_What is required_
The exercise asks you to copy every line below in which "title" appears.

_Records provided_
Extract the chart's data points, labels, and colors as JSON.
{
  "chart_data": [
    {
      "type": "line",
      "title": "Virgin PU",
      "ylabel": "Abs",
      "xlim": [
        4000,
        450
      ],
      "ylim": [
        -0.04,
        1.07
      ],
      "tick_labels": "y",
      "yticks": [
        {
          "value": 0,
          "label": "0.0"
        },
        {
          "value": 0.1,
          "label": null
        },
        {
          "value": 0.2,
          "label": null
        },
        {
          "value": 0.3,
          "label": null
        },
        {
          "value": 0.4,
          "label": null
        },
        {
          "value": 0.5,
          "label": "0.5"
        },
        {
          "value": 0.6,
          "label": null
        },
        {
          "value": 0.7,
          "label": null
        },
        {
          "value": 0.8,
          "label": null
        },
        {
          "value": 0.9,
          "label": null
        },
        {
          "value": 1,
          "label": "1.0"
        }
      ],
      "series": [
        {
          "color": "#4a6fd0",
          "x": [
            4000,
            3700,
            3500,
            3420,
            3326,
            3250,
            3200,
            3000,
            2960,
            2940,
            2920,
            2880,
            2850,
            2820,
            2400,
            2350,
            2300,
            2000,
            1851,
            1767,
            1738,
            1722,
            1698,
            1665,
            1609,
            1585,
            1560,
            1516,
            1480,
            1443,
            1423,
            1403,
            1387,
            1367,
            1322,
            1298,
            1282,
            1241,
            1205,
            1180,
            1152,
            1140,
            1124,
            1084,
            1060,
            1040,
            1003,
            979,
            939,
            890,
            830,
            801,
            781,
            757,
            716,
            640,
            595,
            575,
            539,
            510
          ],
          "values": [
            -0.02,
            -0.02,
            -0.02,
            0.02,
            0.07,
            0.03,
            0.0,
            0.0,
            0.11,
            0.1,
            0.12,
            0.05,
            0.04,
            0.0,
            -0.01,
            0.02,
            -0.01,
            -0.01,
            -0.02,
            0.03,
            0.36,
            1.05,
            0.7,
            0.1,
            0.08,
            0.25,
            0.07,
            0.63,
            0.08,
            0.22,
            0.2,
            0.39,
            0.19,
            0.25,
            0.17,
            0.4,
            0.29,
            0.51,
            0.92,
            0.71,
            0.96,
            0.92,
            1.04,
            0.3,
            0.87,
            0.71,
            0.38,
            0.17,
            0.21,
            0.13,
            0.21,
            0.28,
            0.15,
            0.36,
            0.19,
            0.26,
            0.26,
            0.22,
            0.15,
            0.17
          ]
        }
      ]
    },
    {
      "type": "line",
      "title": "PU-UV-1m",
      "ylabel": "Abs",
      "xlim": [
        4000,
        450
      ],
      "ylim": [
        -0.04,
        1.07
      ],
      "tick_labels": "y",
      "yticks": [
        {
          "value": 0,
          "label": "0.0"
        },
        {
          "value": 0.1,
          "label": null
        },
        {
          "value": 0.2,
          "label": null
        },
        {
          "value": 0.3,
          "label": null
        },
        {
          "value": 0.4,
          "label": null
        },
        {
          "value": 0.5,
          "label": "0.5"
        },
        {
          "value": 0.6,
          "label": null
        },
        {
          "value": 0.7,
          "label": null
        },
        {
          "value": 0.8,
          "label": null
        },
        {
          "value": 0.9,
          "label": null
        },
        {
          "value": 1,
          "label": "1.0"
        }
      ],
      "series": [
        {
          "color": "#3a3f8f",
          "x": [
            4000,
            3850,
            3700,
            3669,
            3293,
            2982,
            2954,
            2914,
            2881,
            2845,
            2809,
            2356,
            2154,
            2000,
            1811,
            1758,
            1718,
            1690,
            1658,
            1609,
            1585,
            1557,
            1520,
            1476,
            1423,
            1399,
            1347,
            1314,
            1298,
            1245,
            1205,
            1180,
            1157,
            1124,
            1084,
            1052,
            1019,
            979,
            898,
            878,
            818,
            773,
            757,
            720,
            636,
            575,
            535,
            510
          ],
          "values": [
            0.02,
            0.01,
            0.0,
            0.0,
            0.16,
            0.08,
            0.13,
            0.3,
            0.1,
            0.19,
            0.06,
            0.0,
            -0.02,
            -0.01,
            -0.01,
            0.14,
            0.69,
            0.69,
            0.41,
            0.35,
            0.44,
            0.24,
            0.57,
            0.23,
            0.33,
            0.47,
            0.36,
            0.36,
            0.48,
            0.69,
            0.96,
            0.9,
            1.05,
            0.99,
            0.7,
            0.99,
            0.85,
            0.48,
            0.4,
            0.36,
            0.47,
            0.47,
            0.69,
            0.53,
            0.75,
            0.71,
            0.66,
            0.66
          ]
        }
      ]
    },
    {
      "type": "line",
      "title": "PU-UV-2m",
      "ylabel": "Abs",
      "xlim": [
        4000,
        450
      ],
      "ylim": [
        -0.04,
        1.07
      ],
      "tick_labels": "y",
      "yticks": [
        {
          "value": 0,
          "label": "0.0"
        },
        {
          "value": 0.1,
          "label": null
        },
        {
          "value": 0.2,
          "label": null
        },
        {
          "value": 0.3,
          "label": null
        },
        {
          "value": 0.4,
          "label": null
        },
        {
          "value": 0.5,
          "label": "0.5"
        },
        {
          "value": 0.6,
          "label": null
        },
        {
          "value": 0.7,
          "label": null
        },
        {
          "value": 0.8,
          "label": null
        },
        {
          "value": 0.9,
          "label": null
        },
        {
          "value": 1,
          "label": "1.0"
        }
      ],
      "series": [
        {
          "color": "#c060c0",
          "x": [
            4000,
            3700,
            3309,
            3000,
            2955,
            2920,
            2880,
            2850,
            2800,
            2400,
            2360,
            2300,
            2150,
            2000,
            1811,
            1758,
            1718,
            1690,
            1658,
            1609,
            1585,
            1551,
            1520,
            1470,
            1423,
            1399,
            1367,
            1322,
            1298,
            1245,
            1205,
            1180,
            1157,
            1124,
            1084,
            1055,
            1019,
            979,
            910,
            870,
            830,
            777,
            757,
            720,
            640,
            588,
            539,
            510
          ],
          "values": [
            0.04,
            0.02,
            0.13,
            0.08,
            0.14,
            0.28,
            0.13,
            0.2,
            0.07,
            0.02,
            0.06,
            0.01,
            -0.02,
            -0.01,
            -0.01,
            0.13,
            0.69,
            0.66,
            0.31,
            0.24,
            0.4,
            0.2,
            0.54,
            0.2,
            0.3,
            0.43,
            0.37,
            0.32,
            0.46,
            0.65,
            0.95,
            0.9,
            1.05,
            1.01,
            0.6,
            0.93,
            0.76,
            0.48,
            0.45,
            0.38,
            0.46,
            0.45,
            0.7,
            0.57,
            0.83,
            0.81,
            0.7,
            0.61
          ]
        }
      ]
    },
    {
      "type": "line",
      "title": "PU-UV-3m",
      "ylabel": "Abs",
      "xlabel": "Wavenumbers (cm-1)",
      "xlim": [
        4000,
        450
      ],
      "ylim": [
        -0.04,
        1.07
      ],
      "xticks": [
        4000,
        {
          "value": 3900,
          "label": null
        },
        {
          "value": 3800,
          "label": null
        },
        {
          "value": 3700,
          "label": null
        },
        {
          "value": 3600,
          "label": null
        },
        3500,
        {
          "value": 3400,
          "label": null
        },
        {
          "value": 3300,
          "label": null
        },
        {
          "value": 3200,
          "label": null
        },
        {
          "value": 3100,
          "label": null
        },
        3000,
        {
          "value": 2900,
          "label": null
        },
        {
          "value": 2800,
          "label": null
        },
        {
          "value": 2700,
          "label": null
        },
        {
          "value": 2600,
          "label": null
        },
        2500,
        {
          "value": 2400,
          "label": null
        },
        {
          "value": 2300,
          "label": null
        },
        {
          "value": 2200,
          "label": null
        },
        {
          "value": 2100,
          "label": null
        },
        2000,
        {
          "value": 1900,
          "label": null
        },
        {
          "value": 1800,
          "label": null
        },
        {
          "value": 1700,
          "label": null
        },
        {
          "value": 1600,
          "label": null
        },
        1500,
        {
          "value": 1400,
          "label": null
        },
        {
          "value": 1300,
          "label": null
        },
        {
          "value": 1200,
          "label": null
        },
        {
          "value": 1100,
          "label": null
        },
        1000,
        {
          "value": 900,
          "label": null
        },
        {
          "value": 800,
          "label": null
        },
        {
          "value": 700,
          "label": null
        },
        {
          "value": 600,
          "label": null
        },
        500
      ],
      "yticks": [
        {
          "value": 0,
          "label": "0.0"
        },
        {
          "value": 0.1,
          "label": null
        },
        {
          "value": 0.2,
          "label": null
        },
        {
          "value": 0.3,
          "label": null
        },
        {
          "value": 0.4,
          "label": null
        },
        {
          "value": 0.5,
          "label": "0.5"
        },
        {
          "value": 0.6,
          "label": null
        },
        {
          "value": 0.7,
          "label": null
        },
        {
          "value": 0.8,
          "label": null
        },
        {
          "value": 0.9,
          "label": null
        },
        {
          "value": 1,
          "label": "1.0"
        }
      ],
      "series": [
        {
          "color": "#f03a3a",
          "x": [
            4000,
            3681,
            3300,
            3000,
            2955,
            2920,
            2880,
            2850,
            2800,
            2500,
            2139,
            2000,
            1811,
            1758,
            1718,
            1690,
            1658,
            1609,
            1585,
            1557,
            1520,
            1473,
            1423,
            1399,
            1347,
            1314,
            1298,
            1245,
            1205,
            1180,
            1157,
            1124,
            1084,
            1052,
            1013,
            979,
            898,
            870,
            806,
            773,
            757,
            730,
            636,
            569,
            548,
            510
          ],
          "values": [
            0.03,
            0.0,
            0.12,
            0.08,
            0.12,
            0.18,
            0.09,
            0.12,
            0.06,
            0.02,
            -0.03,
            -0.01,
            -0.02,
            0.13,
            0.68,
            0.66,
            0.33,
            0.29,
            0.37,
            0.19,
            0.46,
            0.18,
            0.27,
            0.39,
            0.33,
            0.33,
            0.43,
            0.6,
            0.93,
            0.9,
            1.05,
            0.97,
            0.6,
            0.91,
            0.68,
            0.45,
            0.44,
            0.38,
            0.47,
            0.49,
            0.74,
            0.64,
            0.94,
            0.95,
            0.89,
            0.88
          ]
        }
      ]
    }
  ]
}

_The response_
      "title": "Virgin PU",
      "title": "PU-UV-1m",
      "title": "PU-UV-2m",
      "title": "PU-UV-3m",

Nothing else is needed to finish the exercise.